» **Request**:
Repeat every record exactly, but keep images out of the copy.

[A block of data]
========================================

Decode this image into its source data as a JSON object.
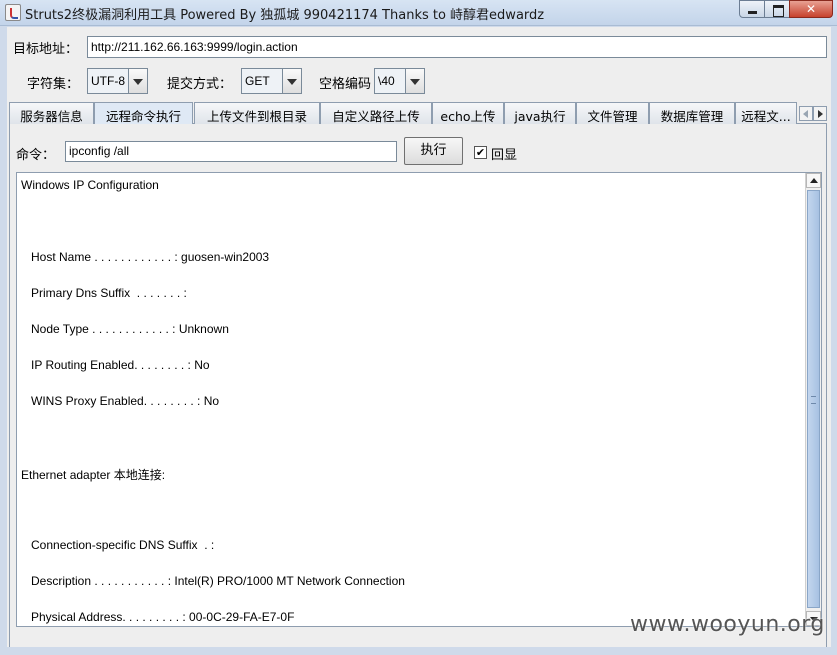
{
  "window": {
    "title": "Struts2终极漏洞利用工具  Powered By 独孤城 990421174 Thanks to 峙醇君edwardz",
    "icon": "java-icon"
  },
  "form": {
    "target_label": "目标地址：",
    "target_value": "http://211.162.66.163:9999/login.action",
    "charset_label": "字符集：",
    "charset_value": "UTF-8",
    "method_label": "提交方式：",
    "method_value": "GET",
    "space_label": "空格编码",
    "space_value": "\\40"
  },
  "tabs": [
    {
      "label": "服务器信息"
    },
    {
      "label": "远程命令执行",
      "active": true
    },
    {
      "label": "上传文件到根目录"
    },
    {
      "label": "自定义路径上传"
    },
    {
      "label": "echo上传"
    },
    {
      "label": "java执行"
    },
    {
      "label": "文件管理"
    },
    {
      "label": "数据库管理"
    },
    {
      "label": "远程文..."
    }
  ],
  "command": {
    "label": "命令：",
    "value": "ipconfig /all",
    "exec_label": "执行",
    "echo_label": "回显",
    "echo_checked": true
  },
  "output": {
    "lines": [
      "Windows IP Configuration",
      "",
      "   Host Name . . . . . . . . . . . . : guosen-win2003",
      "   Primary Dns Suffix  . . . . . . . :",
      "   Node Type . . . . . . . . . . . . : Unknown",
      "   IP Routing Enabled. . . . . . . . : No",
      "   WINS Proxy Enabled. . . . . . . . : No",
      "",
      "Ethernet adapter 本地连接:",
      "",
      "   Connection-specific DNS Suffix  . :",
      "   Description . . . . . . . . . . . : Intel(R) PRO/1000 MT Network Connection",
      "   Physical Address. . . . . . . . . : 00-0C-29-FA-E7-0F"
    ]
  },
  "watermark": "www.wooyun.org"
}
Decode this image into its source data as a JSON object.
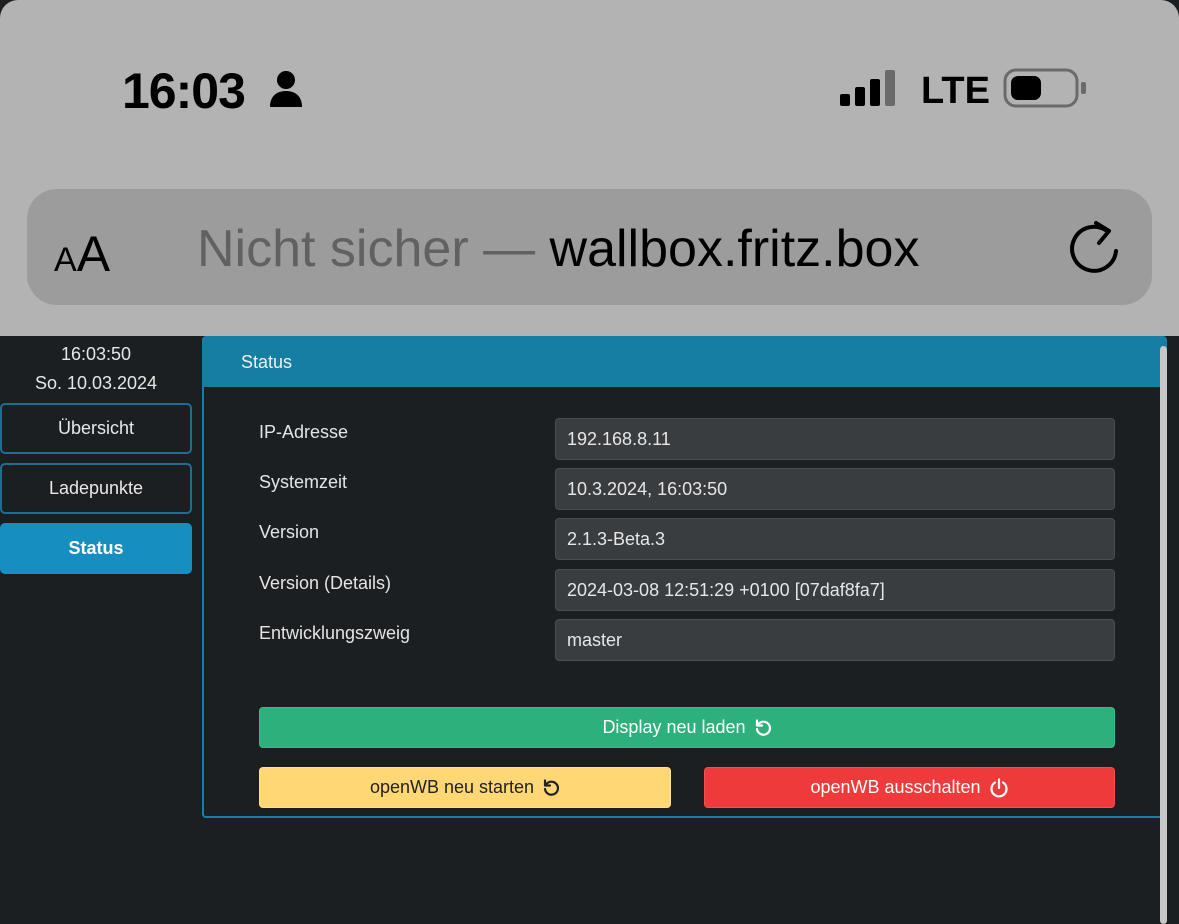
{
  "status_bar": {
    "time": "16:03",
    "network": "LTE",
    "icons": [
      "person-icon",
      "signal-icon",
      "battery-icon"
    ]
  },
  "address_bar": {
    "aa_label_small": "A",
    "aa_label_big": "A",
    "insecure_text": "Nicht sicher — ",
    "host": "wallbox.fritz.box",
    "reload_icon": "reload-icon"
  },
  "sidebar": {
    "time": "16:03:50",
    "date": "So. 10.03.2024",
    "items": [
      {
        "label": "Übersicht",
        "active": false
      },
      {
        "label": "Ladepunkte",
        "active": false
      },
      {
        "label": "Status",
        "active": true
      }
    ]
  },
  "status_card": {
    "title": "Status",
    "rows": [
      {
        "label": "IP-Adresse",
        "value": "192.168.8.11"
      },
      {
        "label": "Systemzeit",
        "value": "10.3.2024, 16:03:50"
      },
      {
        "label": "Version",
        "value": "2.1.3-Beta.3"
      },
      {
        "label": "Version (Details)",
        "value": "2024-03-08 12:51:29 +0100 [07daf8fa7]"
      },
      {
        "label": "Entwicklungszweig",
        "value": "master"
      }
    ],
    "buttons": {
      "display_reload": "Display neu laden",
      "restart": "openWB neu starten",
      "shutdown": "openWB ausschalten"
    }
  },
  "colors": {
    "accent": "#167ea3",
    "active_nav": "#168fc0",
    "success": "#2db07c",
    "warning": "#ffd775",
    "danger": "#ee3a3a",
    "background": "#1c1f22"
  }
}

========================================

» **Response below**:
Decode this image into its source data as a JSON object.
{
  "window": {
    "title": "Struts2终极漏洞利用工具  Powered By 独孤城 990421174 Thanks to 峙醇君edwardz",
    "icon": "java-icon"
  },
  "form": {
    "target_label": "目标地址：",
    "target_value": "http://211.162.66.163:9999/login.action",
    "charset_label": "字符集：",
    "charset_value": "UTF-8",
    "method_label": "提交方式：",
    "method_value": "GET",
    "space_label": "空格编码",
    "space_value": "\\40"
  },
  "tabs": [
    {
      "label": "服务器信息"
    },
    {
      "label": "远程命令执行",
      "active": true
    },
    {
      "label": "上传文件到根目录"
    },
    {
      "label": "自定义路径上传"
    },
    {
      "label": "echo上传"
    },
    {
      "label": "java执行"
    },
    {
      "label": "文件管理"
    },
    {
      "label": "数据库管理"
    },
    {
      "label": "远程文..."
    }
  ],
  "command": {
    "label": "命令：",
    "value": "ipconfig /all",
    "exec_label": "执行",
    "echo_label": "回显",
    "echo_checked": true
  },
  "output": {
    "lines": [
      "Windows IP Configuration",
      "",
      "   Host Name . . . . . . . . . . . . : guosen-win2003",
      "   Primary Dns Suffix  . . . . . . . :",
      "   Node Type . . . . . . . . . . . . : Unknown",
      "   IP Routing Enabled. . . . . . . . : No",
      "   WINS Proxy Enabled. . . . . . . . : No",
      "",
      "Ethernet adapter 本地连接:",
      "",
      "   Connection-specific DNS Suffix  . :",
      "   Description . . . . . . . . . . . : Intel(R) PRO/1000 MT Network Connection",
      "   Physical Address. . . . . . . . . : 00-0C-29-FA-E7-0F"
    ]
  },
  "watermark": "www.wooyun.org"
}
Decode this image into its source data as a JSON object.
{
  "status_bar": {
    "time": "16:03",
    "network": "LTE",
    "icons": [
      "person-icon",
      "signal-icon",
      "battery-icon"
    ]
  },
  "address_bar": {
    "aa_label_small": "A",
    "aa_label_big": "A",
    "insecure_text": "Nicht sicher — ",
    "host": "wallbox.fritz.box",
    "reload_icon": "reload-icon"
  },
  "sidebar": {
    "time": "16:03:50",
    "date": "So. 10.03.2024",
    "items": [
      {
        "label": "Übersicht",
        "active": false
      },
      {
        "label": "Ladepunkte",
        "active": false
      },
      {
        "label": "Status",
        "active": true
      }
    ]
  },
  "status_card": {
    "title": "Status",
    "rows": [
      {
        "label": "IP-Adresse",
        "value": "192.168.8.11"
      },
      {
        "label": "Systemzeit",
        "value": "10.3.2024, 16:03:50"
      },
      {
        "label": "Version",
        "value": "2.1.3-Beta.3"
      },
      {
        "label": "Version (Details)",
        "value": "2024-03-08 12:51:29 +0100 [07daf8fa7]"
      },
      {
        "label": "Entwicklungszweig",
        "value": "master"
      }
    ],
    "buttons": {
      "display_reload": "Display neu laden",
      "restart": "openWB neu starten",
      "shutdown": "openWB ausschalten"
    }
  },
  "colors": {
    "accent": "#167ea3",
    "active_nav": "#168fc0",
    "success": "#2db07c",
    "warning": "#ffd775",
    "danger": "#ee3a3a",
    "background": "#1c1f22"
  }
}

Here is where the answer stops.